# Start of Data section
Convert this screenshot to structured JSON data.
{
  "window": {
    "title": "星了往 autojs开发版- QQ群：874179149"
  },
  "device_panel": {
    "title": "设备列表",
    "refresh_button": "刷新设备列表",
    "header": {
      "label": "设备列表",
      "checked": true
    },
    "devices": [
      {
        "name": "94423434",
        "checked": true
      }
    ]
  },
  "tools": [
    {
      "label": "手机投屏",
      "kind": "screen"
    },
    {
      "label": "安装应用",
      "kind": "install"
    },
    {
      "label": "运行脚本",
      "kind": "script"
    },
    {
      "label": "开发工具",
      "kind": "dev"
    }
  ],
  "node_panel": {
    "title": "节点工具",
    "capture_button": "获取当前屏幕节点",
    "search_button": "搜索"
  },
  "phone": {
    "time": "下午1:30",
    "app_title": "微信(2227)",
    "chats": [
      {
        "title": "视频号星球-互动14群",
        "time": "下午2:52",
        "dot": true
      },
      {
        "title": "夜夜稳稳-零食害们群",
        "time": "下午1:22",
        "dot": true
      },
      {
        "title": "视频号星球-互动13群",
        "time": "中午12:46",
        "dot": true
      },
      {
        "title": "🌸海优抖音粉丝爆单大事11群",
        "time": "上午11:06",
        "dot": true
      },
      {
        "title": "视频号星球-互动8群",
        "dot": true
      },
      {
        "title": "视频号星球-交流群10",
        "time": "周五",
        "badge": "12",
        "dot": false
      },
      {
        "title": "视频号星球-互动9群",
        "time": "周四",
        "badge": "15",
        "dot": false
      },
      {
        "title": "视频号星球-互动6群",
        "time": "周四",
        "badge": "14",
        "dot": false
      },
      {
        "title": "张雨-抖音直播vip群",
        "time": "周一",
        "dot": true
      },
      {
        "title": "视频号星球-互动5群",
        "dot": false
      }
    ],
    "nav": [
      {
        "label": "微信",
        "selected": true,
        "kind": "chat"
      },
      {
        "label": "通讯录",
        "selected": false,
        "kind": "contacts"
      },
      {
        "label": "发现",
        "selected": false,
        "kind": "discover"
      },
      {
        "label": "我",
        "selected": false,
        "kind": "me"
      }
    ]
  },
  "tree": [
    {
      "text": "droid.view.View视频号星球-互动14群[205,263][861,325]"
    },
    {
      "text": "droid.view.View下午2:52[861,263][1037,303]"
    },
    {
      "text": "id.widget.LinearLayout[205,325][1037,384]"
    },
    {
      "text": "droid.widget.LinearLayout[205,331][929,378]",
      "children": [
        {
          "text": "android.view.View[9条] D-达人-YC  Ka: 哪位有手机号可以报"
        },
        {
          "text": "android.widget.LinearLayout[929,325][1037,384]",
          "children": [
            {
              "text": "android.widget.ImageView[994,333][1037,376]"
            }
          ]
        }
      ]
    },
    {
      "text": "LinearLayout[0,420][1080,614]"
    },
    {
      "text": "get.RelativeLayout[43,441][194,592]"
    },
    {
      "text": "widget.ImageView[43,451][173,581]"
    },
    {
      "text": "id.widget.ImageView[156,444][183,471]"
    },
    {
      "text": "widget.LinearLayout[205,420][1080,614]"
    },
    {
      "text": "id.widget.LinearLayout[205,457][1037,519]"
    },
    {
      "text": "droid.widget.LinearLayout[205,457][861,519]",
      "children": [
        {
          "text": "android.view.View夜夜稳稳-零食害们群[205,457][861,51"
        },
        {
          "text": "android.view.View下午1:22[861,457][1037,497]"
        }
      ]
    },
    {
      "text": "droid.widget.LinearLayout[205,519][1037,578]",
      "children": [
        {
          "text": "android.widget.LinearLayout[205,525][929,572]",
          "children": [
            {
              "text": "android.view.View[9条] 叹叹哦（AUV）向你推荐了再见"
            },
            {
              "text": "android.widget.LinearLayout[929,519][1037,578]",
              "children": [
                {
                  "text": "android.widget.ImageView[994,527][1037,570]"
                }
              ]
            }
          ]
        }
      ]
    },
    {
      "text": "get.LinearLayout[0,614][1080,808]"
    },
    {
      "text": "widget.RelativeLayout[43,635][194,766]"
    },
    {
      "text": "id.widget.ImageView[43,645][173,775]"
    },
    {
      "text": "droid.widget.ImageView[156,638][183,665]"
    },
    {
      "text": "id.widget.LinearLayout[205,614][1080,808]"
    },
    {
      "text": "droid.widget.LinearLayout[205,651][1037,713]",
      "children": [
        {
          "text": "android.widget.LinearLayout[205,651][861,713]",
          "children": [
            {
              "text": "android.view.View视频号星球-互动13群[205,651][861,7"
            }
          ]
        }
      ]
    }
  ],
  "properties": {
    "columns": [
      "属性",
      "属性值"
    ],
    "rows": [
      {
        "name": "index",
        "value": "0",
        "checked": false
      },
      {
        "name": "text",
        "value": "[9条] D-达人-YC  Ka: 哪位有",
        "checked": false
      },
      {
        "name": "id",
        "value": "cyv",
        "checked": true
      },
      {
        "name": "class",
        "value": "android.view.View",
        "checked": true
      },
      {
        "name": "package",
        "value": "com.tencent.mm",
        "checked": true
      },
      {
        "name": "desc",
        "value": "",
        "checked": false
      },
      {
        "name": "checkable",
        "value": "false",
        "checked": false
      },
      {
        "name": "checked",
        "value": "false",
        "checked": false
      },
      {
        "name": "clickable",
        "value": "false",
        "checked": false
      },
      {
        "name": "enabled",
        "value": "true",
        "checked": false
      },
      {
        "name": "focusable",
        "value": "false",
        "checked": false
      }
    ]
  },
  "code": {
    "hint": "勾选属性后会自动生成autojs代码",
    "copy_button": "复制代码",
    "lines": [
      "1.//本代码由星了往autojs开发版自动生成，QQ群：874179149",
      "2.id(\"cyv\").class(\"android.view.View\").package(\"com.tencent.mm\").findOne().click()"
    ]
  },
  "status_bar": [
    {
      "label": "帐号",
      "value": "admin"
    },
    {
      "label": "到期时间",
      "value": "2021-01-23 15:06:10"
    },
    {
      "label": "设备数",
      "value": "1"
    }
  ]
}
# End of Data section
### Problem statement
For the entries above, count the lines that contain the string "label", and state that number without further comment.

### In response
12